** INSTRUCTION **
Find the lines with the string "Величина" and return them.

** Stored items from a collection **
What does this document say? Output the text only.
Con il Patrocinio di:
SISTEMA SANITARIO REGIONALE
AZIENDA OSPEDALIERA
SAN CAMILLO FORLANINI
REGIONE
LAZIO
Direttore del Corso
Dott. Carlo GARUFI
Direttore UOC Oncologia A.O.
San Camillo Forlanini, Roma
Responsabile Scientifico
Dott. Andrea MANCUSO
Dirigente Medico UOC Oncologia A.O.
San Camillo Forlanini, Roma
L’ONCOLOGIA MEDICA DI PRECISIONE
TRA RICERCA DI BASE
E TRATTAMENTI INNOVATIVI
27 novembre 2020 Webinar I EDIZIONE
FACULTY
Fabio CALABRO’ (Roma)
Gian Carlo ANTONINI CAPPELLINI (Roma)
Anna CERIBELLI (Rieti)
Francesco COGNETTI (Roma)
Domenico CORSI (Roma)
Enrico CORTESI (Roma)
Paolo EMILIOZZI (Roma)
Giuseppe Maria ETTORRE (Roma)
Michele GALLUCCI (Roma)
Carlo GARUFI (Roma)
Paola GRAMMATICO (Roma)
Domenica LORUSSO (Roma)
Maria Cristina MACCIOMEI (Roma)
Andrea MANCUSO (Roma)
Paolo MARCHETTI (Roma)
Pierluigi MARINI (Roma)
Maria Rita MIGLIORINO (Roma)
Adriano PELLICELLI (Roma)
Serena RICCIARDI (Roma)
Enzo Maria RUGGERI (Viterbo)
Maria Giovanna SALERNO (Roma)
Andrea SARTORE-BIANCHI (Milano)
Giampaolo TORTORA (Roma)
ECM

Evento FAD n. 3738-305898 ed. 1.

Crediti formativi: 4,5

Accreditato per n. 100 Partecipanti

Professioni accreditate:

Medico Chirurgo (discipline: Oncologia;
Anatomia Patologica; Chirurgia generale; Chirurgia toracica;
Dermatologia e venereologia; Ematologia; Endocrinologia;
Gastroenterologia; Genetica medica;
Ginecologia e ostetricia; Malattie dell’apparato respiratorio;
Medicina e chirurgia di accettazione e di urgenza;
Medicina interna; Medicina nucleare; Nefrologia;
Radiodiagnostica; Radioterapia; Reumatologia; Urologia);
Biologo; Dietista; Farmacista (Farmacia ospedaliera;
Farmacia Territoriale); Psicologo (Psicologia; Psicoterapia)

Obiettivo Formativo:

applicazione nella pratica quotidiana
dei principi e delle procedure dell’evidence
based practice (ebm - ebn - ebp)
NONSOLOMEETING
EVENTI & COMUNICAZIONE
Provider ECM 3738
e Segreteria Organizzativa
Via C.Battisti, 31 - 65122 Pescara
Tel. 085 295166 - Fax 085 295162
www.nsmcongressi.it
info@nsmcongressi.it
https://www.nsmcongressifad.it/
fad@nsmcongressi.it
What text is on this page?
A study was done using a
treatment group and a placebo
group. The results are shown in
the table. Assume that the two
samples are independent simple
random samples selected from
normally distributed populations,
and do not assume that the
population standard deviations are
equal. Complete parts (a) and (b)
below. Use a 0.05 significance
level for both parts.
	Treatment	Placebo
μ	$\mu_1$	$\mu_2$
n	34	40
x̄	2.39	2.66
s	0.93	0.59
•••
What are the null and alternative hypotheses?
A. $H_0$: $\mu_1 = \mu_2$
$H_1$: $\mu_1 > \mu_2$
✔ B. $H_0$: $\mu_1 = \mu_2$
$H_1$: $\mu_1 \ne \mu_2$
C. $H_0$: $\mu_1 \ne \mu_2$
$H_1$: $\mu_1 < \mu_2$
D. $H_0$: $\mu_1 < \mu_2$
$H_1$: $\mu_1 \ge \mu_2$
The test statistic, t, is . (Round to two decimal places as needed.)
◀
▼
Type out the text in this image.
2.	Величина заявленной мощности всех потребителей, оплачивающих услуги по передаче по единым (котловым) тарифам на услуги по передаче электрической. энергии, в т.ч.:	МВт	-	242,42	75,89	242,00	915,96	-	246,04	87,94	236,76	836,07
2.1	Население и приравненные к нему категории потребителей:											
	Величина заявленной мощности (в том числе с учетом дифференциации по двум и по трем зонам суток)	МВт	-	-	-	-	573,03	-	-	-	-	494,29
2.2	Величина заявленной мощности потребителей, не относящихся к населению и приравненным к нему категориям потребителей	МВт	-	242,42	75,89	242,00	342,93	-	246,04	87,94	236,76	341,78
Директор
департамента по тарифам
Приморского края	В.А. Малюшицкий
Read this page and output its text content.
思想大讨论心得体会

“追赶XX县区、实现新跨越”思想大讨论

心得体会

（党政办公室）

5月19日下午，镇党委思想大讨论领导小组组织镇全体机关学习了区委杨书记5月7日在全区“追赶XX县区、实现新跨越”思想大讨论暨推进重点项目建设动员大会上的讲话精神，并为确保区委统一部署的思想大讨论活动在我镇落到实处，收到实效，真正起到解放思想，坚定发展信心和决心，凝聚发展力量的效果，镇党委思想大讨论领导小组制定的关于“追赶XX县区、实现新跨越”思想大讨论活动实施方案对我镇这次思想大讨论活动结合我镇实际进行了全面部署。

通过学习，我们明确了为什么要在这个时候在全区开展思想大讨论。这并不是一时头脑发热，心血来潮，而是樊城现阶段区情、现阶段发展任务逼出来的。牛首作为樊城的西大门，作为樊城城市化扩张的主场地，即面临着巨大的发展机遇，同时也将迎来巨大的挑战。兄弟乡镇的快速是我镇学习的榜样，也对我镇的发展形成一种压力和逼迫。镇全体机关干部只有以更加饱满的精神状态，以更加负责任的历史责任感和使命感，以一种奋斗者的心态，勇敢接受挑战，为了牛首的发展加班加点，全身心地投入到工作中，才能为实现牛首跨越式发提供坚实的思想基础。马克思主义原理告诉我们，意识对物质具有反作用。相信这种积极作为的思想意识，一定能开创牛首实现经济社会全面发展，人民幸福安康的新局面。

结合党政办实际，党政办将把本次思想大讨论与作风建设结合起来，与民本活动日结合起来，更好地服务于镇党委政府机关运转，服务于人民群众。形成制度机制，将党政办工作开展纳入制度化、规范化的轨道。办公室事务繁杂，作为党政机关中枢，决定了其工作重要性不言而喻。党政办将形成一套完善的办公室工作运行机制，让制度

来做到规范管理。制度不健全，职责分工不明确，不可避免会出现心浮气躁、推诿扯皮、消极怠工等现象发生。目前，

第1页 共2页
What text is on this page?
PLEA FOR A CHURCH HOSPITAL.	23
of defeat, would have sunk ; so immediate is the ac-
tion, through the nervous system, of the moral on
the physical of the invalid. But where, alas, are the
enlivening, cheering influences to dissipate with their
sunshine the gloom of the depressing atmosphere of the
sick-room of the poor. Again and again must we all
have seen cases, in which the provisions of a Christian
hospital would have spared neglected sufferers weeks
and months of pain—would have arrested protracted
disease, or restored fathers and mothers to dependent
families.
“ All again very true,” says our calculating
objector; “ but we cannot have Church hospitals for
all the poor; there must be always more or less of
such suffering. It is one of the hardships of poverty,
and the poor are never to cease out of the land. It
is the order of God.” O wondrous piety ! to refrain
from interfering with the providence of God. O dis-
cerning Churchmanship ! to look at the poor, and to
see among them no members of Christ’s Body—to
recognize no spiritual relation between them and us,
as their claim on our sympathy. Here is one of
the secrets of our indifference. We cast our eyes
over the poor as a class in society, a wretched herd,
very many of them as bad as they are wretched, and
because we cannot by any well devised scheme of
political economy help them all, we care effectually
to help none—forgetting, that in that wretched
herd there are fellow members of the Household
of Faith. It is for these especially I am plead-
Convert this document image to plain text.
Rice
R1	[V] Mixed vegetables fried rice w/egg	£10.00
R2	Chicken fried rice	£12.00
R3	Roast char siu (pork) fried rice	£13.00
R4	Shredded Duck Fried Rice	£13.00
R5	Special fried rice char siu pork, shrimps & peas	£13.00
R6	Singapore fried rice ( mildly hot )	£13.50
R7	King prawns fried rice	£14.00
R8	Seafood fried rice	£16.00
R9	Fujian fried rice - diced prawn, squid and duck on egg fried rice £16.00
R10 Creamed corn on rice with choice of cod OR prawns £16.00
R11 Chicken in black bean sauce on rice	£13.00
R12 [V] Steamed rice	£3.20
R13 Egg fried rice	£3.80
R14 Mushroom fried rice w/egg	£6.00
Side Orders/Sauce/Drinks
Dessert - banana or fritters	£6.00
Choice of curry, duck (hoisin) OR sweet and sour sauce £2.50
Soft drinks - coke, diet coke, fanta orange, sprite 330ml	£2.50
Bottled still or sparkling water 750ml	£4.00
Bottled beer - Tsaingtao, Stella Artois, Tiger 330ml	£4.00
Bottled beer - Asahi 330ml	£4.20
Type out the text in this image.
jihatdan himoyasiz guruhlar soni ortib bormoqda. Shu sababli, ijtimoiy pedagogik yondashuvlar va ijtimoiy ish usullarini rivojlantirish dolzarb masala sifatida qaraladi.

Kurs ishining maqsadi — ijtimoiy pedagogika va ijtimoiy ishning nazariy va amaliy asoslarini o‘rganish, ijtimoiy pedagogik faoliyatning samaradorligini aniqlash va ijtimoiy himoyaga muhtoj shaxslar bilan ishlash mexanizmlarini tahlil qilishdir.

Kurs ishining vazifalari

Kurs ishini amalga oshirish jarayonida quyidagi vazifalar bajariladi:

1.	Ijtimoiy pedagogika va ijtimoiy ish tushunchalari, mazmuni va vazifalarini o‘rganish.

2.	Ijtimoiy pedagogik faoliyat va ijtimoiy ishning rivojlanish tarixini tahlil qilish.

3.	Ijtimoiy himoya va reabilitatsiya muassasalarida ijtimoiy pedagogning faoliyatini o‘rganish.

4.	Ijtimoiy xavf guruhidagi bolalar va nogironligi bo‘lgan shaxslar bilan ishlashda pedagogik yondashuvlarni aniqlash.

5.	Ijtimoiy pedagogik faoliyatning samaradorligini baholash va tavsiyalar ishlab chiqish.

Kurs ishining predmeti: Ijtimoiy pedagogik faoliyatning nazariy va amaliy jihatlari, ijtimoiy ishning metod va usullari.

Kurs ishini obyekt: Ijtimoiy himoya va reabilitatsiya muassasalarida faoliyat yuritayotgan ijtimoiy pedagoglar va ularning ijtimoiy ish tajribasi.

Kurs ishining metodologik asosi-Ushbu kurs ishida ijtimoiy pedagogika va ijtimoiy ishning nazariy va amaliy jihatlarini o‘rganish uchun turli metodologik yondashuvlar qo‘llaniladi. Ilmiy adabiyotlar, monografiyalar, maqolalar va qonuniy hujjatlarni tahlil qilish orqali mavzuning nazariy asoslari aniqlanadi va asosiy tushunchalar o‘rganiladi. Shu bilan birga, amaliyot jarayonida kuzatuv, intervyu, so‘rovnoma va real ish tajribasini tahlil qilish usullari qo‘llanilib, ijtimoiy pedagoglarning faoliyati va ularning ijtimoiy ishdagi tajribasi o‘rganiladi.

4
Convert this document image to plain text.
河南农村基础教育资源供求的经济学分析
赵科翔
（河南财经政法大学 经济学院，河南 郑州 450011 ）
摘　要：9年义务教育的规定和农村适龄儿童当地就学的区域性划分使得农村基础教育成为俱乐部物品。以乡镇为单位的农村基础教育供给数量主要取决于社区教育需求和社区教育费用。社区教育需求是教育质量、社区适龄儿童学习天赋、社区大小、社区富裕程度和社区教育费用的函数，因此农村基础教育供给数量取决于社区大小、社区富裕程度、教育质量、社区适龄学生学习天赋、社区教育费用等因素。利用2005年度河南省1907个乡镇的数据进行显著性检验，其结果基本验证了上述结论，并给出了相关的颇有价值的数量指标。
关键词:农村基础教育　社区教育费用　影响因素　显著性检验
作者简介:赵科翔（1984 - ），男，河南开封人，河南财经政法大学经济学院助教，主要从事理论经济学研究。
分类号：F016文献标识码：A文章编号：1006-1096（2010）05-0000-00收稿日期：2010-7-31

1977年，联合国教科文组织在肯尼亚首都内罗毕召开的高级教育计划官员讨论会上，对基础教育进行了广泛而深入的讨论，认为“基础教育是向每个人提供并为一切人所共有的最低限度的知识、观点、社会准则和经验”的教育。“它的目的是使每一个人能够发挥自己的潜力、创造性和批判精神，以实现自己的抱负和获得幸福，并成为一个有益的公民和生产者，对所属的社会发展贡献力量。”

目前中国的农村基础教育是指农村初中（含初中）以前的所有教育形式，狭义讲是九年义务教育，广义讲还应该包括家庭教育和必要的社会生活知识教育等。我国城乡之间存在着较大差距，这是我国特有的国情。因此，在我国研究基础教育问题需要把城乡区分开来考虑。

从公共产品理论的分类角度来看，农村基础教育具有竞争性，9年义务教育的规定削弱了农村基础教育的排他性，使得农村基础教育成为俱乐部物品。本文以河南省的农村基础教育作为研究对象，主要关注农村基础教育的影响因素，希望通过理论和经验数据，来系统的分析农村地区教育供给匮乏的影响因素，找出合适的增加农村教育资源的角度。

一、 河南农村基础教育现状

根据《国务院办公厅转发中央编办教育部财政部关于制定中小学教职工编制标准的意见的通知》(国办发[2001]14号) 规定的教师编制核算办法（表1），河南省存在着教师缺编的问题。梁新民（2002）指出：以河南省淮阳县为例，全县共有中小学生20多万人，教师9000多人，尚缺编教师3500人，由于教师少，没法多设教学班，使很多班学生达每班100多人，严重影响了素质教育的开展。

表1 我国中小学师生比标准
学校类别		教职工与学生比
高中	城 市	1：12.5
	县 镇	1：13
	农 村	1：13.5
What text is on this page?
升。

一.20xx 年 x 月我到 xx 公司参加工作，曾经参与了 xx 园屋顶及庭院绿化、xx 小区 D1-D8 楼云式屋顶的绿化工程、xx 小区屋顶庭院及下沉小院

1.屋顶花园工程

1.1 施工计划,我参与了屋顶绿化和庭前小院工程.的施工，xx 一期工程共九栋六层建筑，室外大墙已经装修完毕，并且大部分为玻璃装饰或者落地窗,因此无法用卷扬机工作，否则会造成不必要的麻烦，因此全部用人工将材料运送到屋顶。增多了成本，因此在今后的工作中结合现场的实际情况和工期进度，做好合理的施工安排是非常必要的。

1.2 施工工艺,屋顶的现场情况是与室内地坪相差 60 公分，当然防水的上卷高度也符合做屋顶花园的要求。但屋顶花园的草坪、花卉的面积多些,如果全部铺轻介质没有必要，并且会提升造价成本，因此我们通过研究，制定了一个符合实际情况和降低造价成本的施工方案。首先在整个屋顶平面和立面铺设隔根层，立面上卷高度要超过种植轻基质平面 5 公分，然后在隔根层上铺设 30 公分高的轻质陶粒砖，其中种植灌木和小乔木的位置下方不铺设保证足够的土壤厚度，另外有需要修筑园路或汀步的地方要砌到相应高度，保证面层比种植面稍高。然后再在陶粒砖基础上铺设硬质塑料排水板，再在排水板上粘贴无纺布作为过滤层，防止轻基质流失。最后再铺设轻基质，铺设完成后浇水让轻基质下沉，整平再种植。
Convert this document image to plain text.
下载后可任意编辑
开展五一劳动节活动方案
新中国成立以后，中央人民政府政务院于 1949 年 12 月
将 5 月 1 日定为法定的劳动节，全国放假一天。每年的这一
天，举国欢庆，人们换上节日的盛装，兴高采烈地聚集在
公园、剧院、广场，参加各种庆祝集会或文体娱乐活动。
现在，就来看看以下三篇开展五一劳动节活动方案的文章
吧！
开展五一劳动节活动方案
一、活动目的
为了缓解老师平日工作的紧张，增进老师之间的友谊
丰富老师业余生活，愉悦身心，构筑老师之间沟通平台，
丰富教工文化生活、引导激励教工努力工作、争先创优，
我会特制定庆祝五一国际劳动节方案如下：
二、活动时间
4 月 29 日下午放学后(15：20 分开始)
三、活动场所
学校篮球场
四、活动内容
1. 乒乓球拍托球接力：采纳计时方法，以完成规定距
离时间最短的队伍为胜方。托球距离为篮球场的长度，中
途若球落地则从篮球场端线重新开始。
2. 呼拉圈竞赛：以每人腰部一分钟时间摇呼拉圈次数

** PROBLEM SOLUTION **
2.	Величина заявленной мощности всех потребителей, оплачивающих услуги по передаче по единым (котловым) тарифам на услуги по передаче электрической. энергии, в т.ч.:	МВт	-	242,42	75,89	242,00	915,96	-	246,04	87,94	236,76	836,07
	Величина заявленной мощности (в том числе с учетом дифференциации по двум и по трем зонам суток)	МВт	-	-	-	-	573,03	-	-	-	-	494,29
2.2	Величина заявленной мощности потребителей, не относящихся к населению и приравненным к нему категориям потребителей	МВт	-	242,42	75,89	242,00	342,93	-	246,04	87,94	236,76	341,78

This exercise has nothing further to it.